(Extracted records)
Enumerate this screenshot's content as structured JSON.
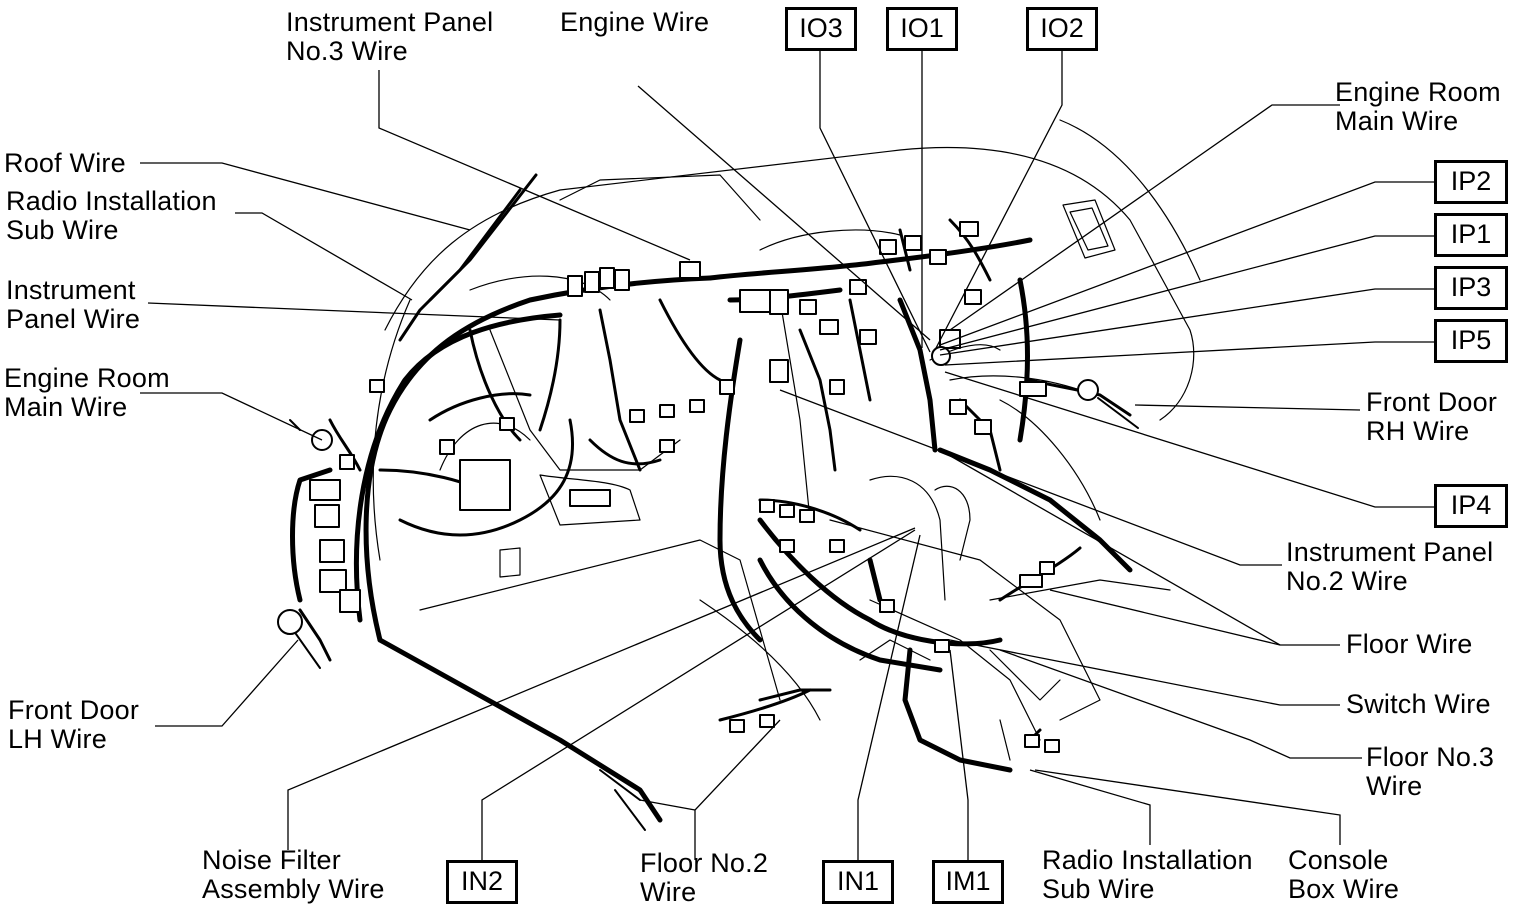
{
  "labels": {
    "ip3_wire": [
      "Instrument Panel",
      "No.3 Wire"
    ],
    "engine_wire": "Engine Wire",
    "engine_room_main_right": [
      "Engine Room",
      "Main Wire"
    ],
    "roof_wire": "Roof Wire",
    "radio_sub_left": [
      "Radio Installation",
      "Sub Wire"
    ],
    "instrument_panel_wire": [
      "Instrument",
      "Panel Wire"
    ],
    "engine_room_main_left": [
      "Engine Room",
      "Main Wire"
    ],
    "front_door_rh": [
      "Front Door",
      "RH Wire"
    ],
    "ip2_wire": [
      "Instrument Panel",
      "No.2 Wire"
    ],
    "floor_wire": "Floor Wire",
    "switch_wire": "Switch Wire",
    "floor_no3": [
      "Floor No.3",
      "Wire"
    ],
    "front_door_lh": [
      "Front Door",
      "LH Wire"
    ],
    "noise_filter": [
      "Noise Filter",
      "Assembly Wire"
    ],
    "floor_no2": [
      "Floor No.2",
      "Wire"
    ],
    "radio_sub_bottom": [
      "Radio Installation",
      "Sub Wire"
    ],
    "console_box": [
      "Console",
      "Box Wire"
    ]
  },
  "connectors": {
    "io3": "IO3",
    "io1": "IO1",
    "io2": "IO2",
    "ip2": "IP2",
    "ip1": "IP1",
    "ip3": "IP3",
    "ip5": "IP5",
    "ip4": "IP4",
    "in2": "IN2",
    "in1": "IN1",
    "im1": "IM1"
  }
}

TASK TO CARRY OUT:
Leave the pictures out and write out every entry exactly as given.

WRITTEN RESPONSE:
Enumerate this screenshot's content as structured JSON.
{
  "labels": {
    "ip3_wire": [
      "Instrument Panel",
      "No.3 Wire"
    ],
    "engine_wire": "Engine Wire",
    "engine_room_main_right": [
      "Engine Room",
      "Main Wire"
    ],
    "roof_wire": "Roof Wire",
    "radio_sub_left": [
      "Radio Installation",
      "Sub Wire"
    ],
    "instrument_panel_wire": [
      "Instrument",
      "Panel Wire"
    ],
    "engine_room_main_left": [
      "Engine Room",
      "Main Wire"
    ],
    "front_door_rh": [
      "Front Door",
      "RH Wire"
    ],
    "ip2_wire": [
      "Instrument Panel",
      "No.2 Wire"
    ],
    "floor_wire": "Floor Wire",
    "switch_wire": "Switch Wire",
    "floor_no3": [
      "Floor No.3",
      "Wire"
    ],
    "front_door_lh": [
      "Front Door",
      "LH Wire"
    ],
    "noise_filter": [
      "Noise Filter",
      "Assembly Wire"
    ],
    "floor_no2": [
      "Floor No.2",
      "Wire"
    ],
    "radio_sub_bottom": [
      "Radio Installation",
      "Sub Wire"
    ],
    "console_box": [
      "Console",
      "Box Wire"
    ]
  },
  "connectors": {
    "io3": "IO3",
    "io1": "IO1",
    "io2": "IO2",
    "ip2": "IP2",
    "ip1": "IP1",
    "ip3": "IP3",
    "ip5": "IP5",
    "ip4": "IP4",
    "in2": "IN2",
    "in1": "IN1",
    "im1": "IM1"
  }
}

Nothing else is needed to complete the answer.